>> START Supplied information
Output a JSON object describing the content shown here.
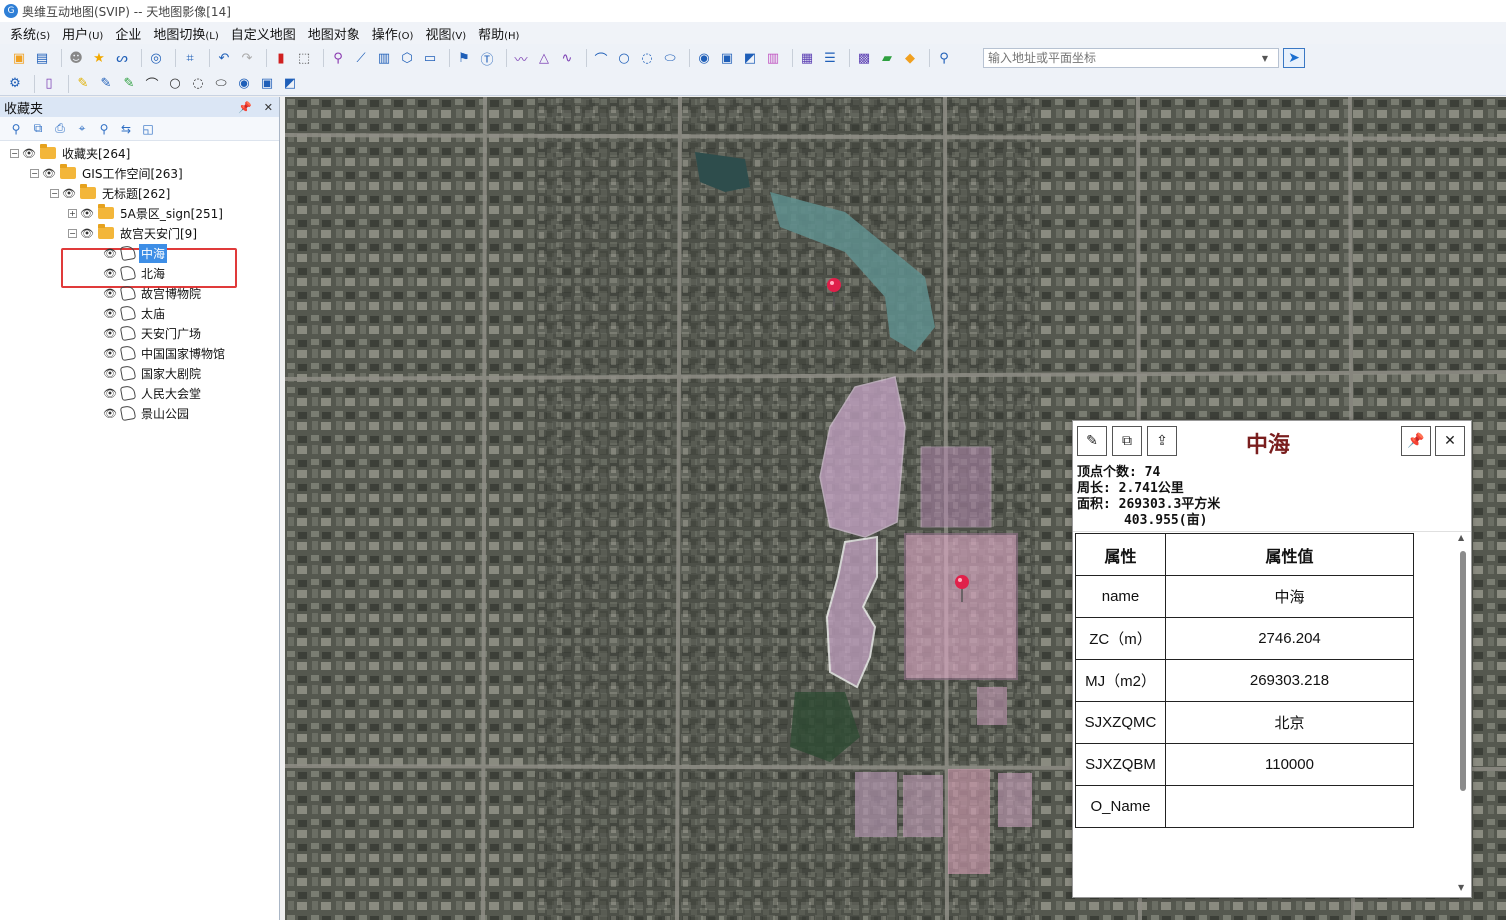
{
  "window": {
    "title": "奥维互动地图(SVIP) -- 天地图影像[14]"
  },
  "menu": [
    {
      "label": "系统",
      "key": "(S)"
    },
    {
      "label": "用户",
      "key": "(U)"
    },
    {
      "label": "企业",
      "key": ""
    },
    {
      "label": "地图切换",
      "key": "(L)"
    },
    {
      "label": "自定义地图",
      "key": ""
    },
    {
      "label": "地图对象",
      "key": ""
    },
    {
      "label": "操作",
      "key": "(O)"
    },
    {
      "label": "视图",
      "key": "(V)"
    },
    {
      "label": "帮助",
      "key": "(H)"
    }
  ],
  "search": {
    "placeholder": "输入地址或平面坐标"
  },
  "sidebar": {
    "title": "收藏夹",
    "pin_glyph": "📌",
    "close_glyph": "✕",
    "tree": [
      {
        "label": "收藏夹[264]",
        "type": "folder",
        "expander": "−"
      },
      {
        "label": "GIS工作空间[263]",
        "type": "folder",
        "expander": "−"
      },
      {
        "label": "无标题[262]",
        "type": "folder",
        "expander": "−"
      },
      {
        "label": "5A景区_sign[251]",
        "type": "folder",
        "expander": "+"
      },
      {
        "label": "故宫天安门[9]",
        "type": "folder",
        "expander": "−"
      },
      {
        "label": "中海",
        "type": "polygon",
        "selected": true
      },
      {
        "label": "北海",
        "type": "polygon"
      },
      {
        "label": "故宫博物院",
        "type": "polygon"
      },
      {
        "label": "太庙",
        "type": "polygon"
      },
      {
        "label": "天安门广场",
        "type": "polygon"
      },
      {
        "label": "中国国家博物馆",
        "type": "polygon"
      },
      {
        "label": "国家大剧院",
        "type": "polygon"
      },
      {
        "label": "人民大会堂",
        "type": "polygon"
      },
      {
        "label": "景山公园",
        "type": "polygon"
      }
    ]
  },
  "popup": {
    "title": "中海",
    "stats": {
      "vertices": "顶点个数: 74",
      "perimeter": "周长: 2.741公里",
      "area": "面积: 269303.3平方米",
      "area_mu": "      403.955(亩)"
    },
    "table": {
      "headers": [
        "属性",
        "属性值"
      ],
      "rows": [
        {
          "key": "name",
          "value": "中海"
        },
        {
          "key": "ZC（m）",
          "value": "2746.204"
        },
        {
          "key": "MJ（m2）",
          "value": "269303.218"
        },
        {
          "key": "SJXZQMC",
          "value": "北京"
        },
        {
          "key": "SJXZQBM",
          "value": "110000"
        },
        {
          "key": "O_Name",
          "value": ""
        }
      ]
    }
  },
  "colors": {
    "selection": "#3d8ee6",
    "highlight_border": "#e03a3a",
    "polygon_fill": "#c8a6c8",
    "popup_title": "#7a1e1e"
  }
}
>> END Supplied information
>> START Supplied information
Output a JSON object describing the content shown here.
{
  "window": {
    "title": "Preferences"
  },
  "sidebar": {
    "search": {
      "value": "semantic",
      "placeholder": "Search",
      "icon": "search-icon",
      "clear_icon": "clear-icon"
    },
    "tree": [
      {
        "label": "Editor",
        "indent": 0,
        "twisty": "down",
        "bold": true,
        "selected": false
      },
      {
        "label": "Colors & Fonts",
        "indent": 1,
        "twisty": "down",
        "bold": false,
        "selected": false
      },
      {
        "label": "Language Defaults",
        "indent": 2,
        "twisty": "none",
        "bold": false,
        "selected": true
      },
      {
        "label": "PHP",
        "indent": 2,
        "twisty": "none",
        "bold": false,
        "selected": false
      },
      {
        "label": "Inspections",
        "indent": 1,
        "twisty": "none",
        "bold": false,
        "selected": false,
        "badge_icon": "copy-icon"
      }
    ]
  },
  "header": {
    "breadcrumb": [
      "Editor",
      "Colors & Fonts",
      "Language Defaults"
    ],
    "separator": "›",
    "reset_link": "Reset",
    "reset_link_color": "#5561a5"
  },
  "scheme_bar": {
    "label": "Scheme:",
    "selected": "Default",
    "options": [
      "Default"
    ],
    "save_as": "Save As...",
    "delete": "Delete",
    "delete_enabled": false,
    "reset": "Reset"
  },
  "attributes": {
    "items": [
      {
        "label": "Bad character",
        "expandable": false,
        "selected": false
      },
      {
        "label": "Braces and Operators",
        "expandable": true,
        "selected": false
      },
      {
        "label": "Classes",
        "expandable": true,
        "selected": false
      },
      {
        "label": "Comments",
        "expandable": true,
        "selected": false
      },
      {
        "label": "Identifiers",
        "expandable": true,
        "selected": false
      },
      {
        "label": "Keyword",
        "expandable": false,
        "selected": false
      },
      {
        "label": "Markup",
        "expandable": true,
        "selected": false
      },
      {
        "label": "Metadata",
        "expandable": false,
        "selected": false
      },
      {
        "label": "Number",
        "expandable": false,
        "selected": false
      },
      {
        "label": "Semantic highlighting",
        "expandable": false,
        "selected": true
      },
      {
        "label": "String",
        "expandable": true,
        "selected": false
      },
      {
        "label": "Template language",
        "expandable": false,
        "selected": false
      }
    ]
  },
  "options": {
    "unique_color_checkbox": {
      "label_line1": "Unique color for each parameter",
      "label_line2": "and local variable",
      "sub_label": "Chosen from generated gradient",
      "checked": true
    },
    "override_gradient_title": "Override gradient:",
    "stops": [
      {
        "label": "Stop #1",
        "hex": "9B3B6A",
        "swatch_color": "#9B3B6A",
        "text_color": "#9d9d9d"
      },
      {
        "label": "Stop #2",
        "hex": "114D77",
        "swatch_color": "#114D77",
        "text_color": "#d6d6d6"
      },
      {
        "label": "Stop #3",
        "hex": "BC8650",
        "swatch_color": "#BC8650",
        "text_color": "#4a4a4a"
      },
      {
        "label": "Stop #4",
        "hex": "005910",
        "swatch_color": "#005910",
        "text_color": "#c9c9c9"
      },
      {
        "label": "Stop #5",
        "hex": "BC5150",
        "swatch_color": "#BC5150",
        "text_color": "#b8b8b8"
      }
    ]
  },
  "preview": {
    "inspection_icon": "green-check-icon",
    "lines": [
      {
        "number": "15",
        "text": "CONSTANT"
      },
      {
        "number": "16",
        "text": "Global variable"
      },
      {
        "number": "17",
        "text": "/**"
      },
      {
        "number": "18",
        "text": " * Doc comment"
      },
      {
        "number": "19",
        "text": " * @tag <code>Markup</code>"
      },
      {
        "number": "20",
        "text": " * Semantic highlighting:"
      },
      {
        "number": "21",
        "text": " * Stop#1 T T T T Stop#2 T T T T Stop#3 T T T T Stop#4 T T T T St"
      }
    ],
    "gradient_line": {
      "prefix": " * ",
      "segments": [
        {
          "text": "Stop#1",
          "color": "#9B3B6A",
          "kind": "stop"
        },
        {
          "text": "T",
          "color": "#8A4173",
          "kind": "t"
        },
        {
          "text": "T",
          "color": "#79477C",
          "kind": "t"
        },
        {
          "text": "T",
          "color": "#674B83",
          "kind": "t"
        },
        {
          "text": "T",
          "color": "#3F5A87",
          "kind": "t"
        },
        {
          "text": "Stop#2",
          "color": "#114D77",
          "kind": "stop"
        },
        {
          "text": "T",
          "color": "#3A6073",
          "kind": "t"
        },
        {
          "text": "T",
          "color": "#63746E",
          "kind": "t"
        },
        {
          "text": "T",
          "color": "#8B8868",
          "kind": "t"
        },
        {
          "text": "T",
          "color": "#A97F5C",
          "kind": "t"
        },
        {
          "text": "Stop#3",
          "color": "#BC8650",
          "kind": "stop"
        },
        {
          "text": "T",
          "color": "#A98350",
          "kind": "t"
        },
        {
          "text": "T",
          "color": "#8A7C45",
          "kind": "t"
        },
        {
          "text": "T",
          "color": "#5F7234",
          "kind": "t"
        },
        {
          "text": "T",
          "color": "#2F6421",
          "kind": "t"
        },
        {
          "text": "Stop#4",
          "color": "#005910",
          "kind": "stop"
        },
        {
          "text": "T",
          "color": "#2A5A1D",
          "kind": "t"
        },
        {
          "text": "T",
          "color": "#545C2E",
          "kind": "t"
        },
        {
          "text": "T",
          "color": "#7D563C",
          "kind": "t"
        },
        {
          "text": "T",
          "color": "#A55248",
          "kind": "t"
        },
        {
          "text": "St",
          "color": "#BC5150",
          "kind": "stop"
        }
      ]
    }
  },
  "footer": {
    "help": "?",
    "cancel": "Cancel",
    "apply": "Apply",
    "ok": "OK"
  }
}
>> END Supplied information
>> START Supplied information
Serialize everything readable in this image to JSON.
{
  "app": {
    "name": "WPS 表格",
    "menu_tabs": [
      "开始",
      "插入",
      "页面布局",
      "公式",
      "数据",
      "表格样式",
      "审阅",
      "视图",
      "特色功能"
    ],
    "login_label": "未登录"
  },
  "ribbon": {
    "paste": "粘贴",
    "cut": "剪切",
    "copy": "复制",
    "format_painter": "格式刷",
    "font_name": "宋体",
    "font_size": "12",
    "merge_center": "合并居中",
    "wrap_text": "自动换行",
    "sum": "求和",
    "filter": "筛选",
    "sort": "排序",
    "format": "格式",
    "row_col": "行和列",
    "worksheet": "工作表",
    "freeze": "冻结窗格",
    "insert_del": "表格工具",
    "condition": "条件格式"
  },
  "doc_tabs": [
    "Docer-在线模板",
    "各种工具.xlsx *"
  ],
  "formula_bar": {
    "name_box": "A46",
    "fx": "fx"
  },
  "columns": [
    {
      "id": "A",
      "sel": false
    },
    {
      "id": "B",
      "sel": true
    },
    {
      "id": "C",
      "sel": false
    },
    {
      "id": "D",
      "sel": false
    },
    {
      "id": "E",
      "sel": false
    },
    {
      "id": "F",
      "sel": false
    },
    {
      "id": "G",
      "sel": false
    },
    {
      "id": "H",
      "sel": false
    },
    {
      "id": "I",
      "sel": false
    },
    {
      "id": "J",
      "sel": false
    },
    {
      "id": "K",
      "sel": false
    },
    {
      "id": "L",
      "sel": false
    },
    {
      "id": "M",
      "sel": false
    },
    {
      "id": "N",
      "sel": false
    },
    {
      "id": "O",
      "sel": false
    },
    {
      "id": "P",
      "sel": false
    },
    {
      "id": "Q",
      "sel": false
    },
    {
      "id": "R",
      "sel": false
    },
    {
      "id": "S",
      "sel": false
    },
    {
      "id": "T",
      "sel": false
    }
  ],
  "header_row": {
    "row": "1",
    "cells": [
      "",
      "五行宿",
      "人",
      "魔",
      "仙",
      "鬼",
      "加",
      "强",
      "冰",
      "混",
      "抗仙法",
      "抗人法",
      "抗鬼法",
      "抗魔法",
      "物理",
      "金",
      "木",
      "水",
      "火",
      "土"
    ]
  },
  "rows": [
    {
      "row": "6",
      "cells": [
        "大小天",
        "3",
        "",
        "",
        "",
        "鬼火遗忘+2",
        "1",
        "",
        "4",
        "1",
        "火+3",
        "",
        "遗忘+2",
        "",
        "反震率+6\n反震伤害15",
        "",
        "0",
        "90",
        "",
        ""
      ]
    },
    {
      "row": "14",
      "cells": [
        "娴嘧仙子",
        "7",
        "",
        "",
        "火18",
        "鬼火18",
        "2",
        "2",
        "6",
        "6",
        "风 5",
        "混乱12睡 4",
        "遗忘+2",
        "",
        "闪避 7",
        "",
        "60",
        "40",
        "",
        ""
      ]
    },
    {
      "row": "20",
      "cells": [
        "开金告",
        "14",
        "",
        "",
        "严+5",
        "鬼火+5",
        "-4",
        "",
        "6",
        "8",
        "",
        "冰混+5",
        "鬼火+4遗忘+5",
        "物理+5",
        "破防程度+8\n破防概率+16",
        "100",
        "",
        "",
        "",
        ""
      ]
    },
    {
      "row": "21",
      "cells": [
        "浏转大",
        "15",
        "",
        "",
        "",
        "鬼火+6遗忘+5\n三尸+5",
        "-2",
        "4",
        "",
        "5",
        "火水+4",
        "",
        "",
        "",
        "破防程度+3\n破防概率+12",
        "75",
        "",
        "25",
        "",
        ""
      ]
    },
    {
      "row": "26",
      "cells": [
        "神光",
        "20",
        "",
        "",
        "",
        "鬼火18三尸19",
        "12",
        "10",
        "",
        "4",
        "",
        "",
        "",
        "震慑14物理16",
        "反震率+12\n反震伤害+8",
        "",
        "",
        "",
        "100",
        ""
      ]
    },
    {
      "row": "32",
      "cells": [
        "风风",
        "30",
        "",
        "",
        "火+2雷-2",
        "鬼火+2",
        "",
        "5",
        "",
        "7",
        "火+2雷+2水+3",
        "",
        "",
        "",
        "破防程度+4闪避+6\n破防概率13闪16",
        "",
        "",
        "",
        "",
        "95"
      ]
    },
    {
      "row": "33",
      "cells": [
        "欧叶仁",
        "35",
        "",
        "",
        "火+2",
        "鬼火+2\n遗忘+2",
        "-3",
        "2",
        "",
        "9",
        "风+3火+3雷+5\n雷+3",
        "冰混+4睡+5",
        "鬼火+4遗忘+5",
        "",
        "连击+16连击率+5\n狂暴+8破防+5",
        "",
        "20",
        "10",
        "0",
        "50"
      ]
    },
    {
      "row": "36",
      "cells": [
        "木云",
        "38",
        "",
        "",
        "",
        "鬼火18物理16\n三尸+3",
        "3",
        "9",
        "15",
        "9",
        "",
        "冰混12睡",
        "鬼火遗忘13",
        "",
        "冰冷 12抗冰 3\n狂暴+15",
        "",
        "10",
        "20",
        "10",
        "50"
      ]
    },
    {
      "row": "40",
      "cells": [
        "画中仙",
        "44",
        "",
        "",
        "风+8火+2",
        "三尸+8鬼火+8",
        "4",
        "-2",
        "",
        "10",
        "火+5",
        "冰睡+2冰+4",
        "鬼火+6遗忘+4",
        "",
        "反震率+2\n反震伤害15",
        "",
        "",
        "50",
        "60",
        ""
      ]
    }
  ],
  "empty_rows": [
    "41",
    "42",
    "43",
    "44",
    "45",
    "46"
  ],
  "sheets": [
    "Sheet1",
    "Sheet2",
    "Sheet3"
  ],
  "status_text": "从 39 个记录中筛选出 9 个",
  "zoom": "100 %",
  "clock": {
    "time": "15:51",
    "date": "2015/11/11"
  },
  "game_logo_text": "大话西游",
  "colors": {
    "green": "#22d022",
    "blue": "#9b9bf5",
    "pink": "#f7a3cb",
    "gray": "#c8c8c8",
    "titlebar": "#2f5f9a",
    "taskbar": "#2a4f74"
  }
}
>> END Supplied information
Go through the listing above and pull out each line containing the word "Defaults".

        "label": "Language Defaults",
      "Language Defaults"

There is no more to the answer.